PODANY TEKST:
---------------

Slow kilka na goraco o Chieftec MESH :-)

Autor: Soulsick <soulsick.net_at_gmail.com>
Data: Thu 22 Mar 2007 - 23:21:54 MET
Content-Type: text/plain; charset="iso-8859-2"
Message-ID: <42b38$46030181$539065a3$9086@news.chello.pl>

Noz nie moge sie po prostu nacieszyc wiec na goraco wrzucam kilka
przemyslen :-).

Posiadam wersję Midi-Long i faktycznie nie kłamali. Ma wymiar Big-Towera
klasy Codegen Super Pałer.
Na dzien dobry - jedno rozciecie palca ;-), w okolicach zasilacza
zamontowana jest brzytwa.
Montaz -> wszystko do wyczytania na stronie producenta, jednak bylbym o
wiele bardziej szczesliwy, gdyby dalo sie z tych udogodnien zrezygnowac na
rzecz bardziej tradycyjnej srubkologii (zwlaszcza z HDD). Miejsca w srodku
jak w hangarze, wkładać tam mATX trochę głupio aż ;-).
Wykonana jest "po niemiecku" czyli faktycznie kilkanascie kg blachy.
Miejsca na wentylatorki są fajne, jednak ten niebieski panel trochę
tandetny niestety :/. Przy założeniu 1x12cm AC FAN12L i 2x92mm z boku na 7V
błoga cisza, a temperatury nizsze o 5 stopni w stusunku do tego co mialem w
zwyklym midi Codegena.

---------------

DOSTARCZONY MATERIAŁ:
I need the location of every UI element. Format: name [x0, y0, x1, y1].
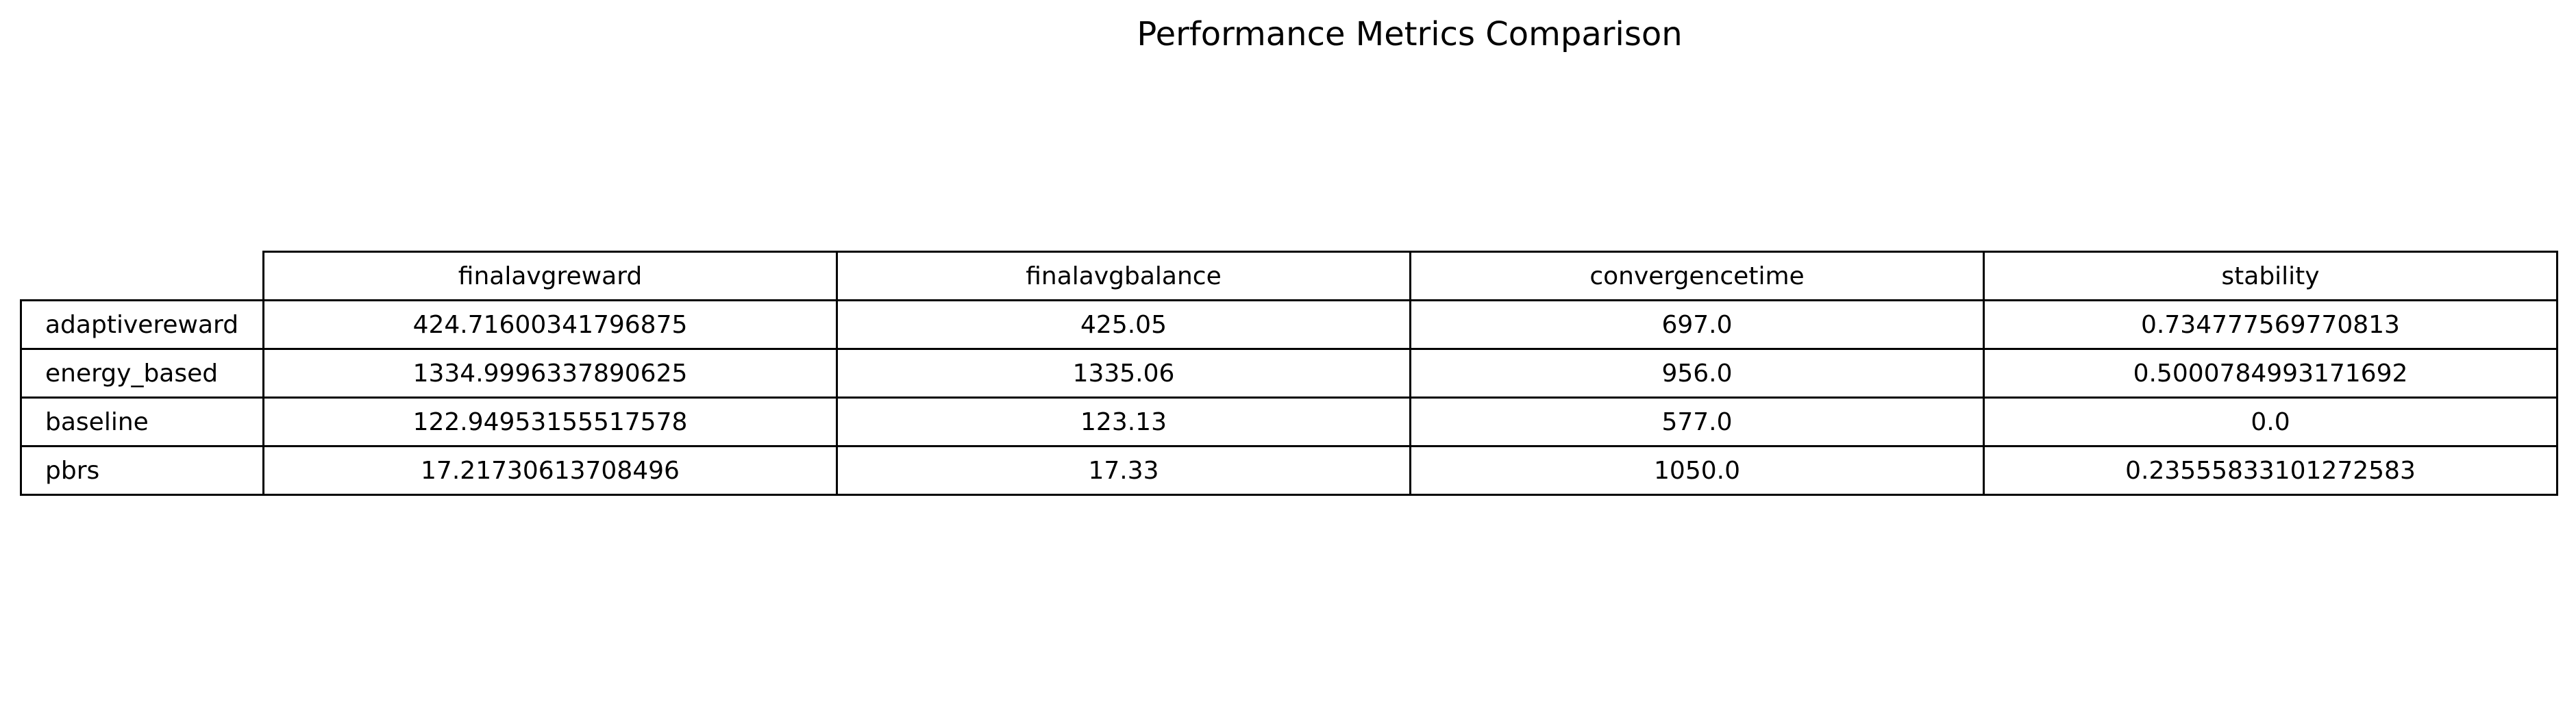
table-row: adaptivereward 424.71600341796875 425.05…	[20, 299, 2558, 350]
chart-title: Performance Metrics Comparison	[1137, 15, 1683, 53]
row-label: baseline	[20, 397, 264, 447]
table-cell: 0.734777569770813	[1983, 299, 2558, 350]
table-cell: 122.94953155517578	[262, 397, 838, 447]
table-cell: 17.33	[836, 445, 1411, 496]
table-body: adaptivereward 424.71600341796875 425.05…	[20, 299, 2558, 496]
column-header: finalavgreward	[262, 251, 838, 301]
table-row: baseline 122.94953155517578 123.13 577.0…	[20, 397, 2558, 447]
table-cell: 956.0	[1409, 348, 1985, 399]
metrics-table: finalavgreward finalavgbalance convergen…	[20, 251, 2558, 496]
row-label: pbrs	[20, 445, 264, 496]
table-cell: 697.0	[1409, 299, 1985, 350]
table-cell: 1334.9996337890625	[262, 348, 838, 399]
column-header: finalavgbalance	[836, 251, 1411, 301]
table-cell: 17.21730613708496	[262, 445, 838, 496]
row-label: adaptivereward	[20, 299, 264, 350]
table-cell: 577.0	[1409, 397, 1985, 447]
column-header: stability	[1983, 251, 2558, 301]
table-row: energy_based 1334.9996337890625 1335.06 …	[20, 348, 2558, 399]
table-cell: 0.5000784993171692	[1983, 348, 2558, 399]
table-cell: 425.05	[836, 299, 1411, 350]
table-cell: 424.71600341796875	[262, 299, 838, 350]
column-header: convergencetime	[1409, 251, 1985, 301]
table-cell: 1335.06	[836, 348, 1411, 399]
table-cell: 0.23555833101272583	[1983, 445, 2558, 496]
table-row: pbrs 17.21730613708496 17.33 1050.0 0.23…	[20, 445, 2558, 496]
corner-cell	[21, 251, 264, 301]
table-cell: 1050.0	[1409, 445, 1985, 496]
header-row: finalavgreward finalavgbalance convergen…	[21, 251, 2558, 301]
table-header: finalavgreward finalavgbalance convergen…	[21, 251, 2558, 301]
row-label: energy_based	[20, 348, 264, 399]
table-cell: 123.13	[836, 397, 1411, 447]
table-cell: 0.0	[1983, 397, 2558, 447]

---------------

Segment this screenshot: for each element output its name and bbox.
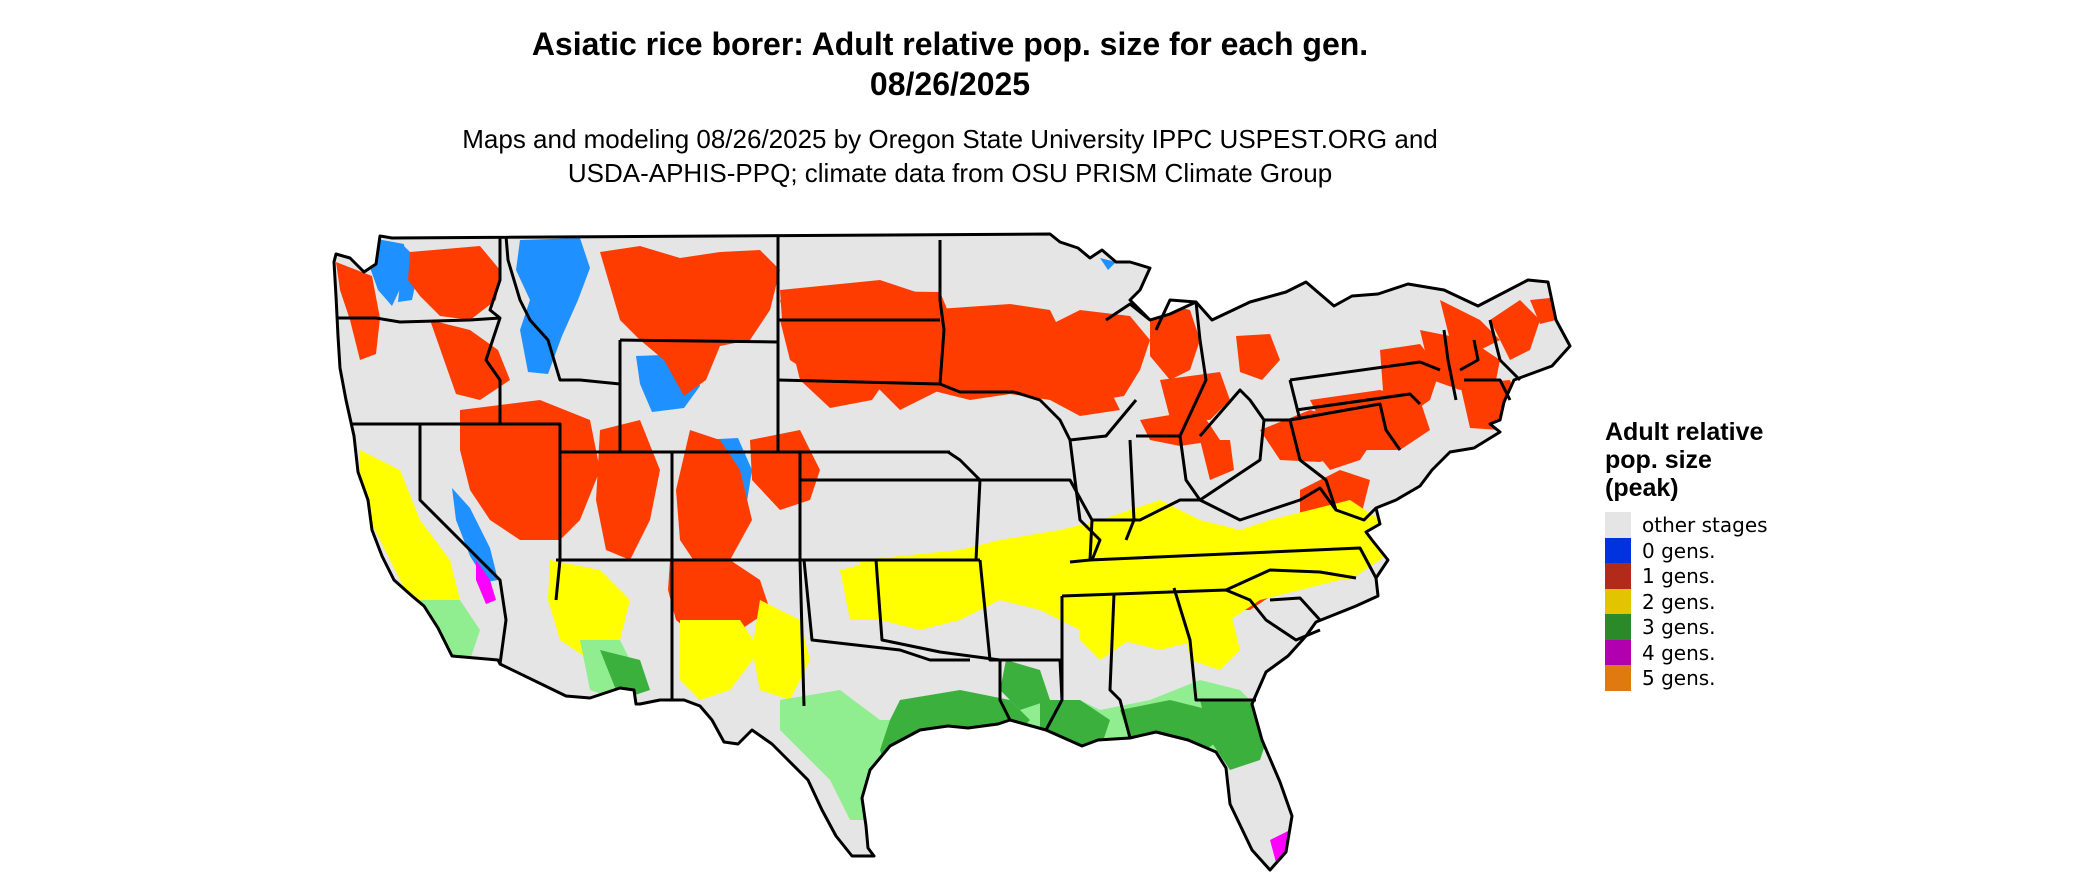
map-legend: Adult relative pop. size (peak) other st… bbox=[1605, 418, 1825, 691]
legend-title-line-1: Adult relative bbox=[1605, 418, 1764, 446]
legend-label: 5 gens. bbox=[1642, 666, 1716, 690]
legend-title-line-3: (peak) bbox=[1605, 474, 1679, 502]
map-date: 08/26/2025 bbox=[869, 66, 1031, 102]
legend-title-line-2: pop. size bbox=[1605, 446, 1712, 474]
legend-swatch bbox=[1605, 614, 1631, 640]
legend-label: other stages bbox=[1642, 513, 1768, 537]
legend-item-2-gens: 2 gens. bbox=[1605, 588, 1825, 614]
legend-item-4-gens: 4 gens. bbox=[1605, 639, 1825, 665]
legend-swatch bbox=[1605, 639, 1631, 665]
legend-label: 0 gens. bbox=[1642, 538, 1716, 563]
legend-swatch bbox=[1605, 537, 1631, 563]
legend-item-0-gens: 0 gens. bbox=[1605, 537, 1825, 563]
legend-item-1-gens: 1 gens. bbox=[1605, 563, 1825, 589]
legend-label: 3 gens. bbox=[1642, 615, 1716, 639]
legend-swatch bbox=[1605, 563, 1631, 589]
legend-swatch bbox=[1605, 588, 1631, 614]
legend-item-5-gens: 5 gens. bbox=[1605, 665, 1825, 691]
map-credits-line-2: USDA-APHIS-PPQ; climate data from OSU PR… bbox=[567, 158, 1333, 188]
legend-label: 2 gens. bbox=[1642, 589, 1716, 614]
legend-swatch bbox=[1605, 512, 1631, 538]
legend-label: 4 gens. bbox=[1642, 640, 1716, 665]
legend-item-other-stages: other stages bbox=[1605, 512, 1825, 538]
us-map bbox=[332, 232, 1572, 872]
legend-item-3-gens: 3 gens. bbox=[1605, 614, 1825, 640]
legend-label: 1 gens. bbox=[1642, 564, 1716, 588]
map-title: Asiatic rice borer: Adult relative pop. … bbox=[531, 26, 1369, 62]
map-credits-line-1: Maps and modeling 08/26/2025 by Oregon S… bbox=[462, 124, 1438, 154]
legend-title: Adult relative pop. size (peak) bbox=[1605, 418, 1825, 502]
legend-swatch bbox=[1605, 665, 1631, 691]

---------------

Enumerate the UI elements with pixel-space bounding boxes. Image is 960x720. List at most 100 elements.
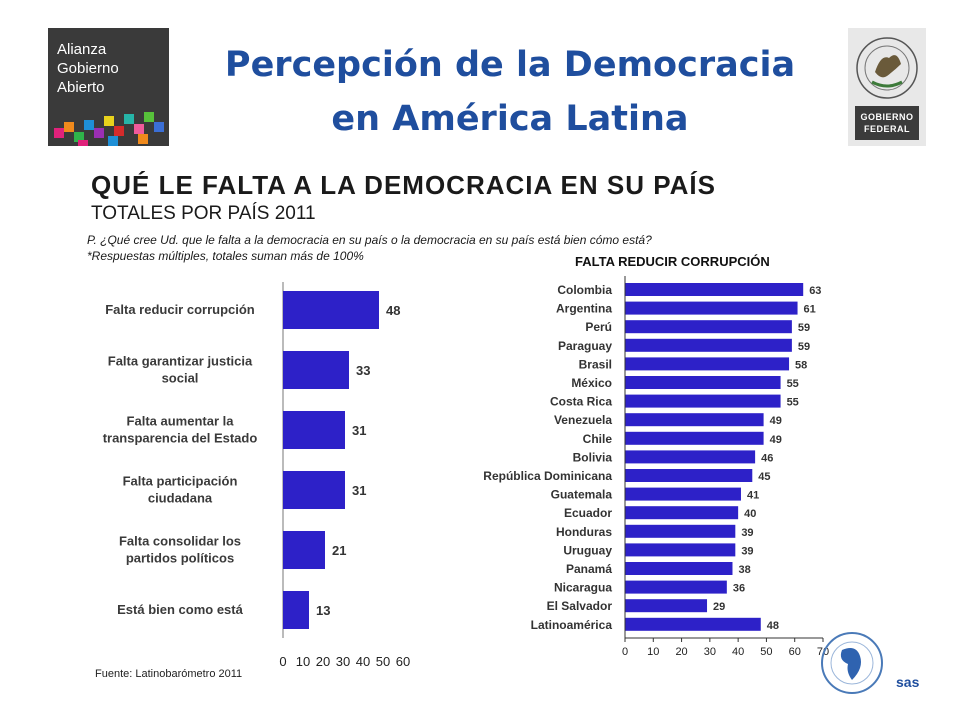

---------------

ZADANIA DO WYKONANIA:
A - Skopiuj dokładnie z rekordów wiersze od wiersza z „Segment this screenshot: for” aż do wiersza z „legend-item-1-gens: 1 gens.” włącznie. Obrazy pomiń w odpowiedzi.
B - Podejmij tekst o obudowie Chieftec MESH i dopisz jego dalszy ciąg od miejsca, w którym się kończy.
Rekordy nie mają nic wspólnego z tekstem o obudowie Chieftec MESH.

ODPOWIEDZI DO ZADAŃ:
A -
Segment this screenshot: for each element output its name and bbox.
map-legend: Adult relative pop. size (peak) other st… bbox=[1605, 418, 1825, 691]
legend-title-line-1: Adult relative bbox=[1605, 418, 1764, 446]
legend-label: 5 gens. bbox=[1642, 666, 1716, 690]
legend-title-line-3: (peak) bbox=[1605, 474, 1679, 502]
map-date: 08/26/2025 bbox=[869, 66, 1031, 102]
legend-title-line-2: pop. size bbox=[1605, 446, 1712, 474]
legend-swatch bbox=[1605, 614, 1631, 640]
legend-label: other stages bbox=[1642, 513, 1768, 537]
legend-item-2-gens: 2 gens. bbox=[1605, 588, 1825, 614]
legend-item-4-gens: 4 gens. bbox=[1605, 639, 1825, 665]
legend-swatch bbox=[1605, 639, 1631, 665]
legend-label: 0 gens. bbox=[1642, 538, 1716, 563]
legend-swatch bbox=[1605, 537, 1631, 563]
legend-item-0-gens: 0 gens. bbox=[1605, 537, 1825, 563]
legend-item-1-gens: 1 gens. bbox=[1605, 563, 1825, 589]

B -
Niestety obudowa polegla przy syfie zwanym WD 160GB ATA. Dranstwo wpada w
takie wibracje, ze nawet ta buda nie jest w stanie ich wytlumic, trzeba by
go wieszac w jakis sankach czy cos... Mniej wibracji czuje kladac reke na
20kW silniku indukcyjnym niz na tym dysku :/. Moze on ma naped diesla albo
cos? :/ Az ciezko uwiezyc ze lozysko od roku chodzi i nie rozsypalo sie w
pyl :/. Komputer wydaje mi zatem oprocz cichego Seagetowskiego
szumo-szwistu basowy Caviarowy pomruk :-).

Pozatym pod wrazeniem jestem wielkim :-). Jakies pytania, to zapraszam na
swiezo odpowiem :-)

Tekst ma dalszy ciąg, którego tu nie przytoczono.